WHAT YOU SHOULD DO:
Pick out all lines with the word "Nadu" from the records that follow.

::::::::

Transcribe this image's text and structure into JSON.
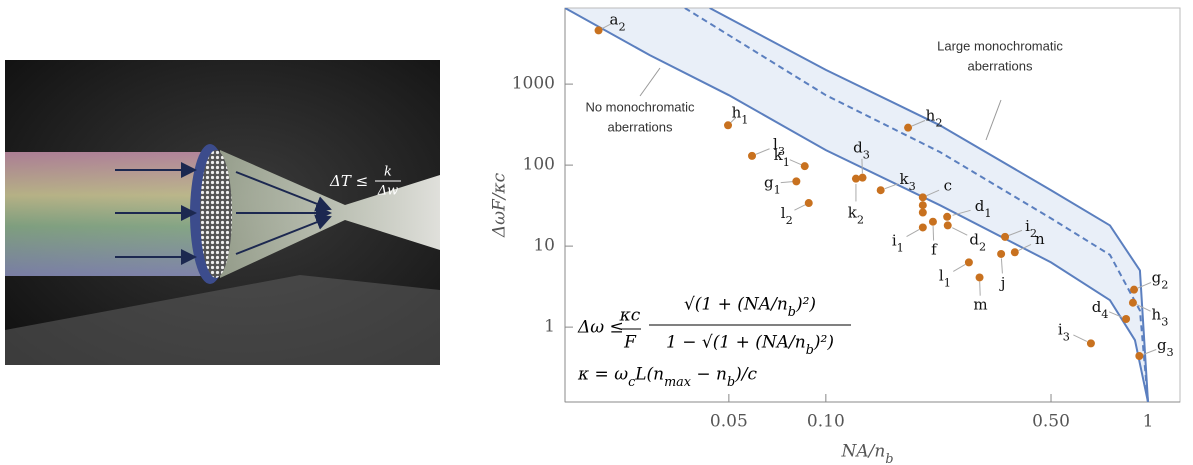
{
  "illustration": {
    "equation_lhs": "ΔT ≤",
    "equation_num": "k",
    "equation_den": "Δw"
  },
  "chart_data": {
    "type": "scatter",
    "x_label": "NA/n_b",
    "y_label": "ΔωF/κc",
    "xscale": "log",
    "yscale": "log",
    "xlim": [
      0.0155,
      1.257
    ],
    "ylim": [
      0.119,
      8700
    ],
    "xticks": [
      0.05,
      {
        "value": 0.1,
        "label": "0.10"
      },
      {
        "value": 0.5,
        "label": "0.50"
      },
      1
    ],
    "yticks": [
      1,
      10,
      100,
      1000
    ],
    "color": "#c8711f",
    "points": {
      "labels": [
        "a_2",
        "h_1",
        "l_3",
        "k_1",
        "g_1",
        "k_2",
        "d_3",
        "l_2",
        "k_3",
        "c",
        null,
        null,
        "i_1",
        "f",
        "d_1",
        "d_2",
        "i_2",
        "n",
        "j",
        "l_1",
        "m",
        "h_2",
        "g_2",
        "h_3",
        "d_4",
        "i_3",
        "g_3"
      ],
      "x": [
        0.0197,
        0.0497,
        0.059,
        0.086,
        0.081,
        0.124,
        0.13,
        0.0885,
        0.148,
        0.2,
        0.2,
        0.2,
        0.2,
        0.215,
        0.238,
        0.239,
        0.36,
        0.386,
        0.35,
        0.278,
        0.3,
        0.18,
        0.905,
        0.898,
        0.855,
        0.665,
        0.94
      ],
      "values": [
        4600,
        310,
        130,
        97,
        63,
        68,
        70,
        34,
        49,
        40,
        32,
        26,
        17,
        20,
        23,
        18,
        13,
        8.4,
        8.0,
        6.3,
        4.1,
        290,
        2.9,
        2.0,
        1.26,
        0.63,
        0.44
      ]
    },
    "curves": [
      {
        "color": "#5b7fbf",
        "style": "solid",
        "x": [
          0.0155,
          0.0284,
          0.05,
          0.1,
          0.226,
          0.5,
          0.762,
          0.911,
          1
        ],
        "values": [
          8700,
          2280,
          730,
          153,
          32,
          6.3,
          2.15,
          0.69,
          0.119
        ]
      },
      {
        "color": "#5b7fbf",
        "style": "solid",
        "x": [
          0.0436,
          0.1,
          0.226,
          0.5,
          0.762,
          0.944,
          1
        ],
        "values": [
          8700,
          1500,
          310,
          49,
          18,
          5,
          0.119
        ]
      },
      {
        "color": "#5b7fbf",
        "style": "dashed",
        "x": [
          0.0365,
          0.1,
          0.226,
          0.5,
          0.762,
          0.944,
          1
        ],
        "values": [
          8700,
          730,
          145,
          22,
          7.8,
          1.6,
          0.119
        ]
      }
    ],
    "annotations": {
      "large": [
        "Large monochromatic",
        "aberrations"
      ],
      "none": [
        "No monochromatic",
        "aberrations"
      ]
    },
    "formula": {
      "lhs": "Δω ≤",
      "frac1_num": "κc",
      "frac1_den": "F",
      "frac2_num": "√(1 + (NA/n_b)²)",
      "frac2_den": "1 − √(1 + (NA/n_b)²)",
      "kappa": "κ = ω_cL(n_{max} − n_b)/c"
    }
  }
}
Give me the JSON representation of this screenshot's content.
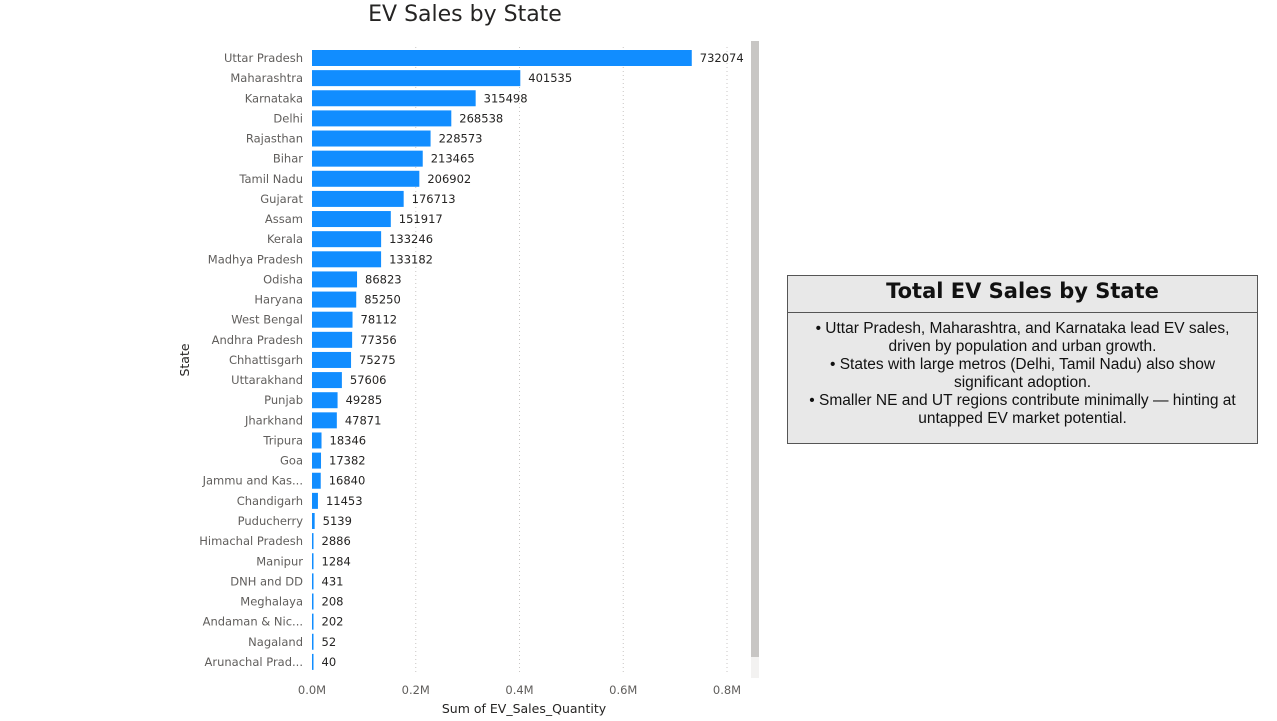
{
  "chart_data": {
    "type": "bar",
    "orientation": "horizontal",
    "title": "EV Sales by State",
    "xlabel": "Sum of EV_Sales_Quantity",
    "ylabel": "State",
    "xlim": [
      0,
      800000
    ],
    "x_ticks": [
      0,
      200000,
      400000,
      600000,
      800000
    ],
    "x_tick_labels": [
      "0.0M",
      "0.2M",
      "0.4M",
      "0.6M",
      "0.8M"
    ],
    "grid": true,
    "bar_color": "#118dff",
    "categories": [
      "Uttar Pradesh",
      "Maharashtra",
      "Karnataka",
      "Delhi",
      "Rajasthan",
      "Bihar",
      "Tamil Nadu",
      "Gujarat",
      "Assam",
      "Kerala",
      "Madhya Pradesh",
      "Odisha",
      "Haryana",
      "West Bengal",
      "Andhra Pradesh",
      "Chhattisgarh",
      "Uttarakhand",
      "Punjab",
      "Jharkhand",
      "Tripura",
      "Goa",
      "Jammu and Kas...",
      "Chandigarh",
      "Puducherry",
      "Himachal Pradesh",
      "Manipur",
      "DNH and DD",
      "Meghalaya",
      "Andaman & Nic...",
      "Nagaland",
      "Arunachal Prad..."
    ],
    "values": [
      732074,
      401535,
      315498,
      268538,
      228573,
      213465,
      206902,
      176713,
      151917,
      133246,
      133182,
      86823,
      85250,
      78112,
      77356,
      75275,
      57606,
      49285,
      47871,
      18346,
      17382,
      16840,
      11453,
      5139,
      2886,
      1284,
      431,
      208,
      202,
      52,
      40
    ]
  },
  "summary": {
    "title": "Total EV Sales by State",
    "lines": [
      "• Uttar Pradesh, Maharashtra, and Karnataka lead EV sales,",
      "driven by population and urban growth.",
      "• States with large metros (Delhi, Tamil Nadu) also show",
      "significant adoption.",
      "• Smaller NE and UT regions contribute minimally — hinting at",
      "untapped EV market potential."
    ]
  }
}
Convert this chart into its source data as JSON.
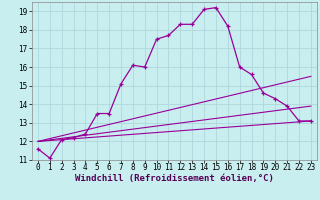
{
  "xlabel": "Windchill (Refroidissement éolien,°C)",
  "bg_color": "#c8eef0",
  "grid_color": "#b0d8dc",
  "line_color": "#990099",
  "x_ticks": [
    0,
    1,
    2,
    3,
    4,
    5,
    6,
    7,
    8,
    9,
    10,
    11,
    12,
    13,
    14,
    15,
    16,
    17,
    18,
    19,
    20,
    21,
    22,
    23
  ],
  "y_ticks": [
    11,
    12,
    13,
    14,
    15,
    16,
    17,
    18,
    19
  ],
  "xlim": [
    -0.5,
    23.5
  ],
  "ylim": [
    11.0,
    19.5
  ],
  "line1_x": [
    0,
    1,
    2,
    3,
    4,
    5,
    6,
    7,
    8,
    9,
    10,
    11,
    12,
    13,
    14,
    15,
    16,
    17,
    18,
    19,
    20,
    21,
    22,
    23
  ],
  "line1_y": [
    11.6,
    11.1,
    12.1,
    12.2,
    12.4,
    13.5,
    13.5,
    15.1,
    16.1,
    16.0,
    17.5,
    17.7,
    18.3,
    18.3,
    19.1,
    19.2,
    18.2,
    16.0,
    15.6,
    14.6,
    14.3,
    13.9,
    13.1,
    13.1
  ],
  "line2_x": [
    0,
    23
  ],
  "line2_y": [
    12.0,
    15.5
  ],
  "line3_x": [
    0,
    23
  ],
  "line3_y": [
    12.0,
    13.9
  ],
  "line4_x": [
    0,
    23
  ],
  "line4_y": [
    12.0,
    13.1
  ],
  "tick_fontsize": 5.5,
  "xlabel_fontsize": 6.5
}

::::::::

PROBLEM SOLUTION:
      "Tamil Nadu",
      "• States with large metros (Delhi, Tamil Nadu) also show",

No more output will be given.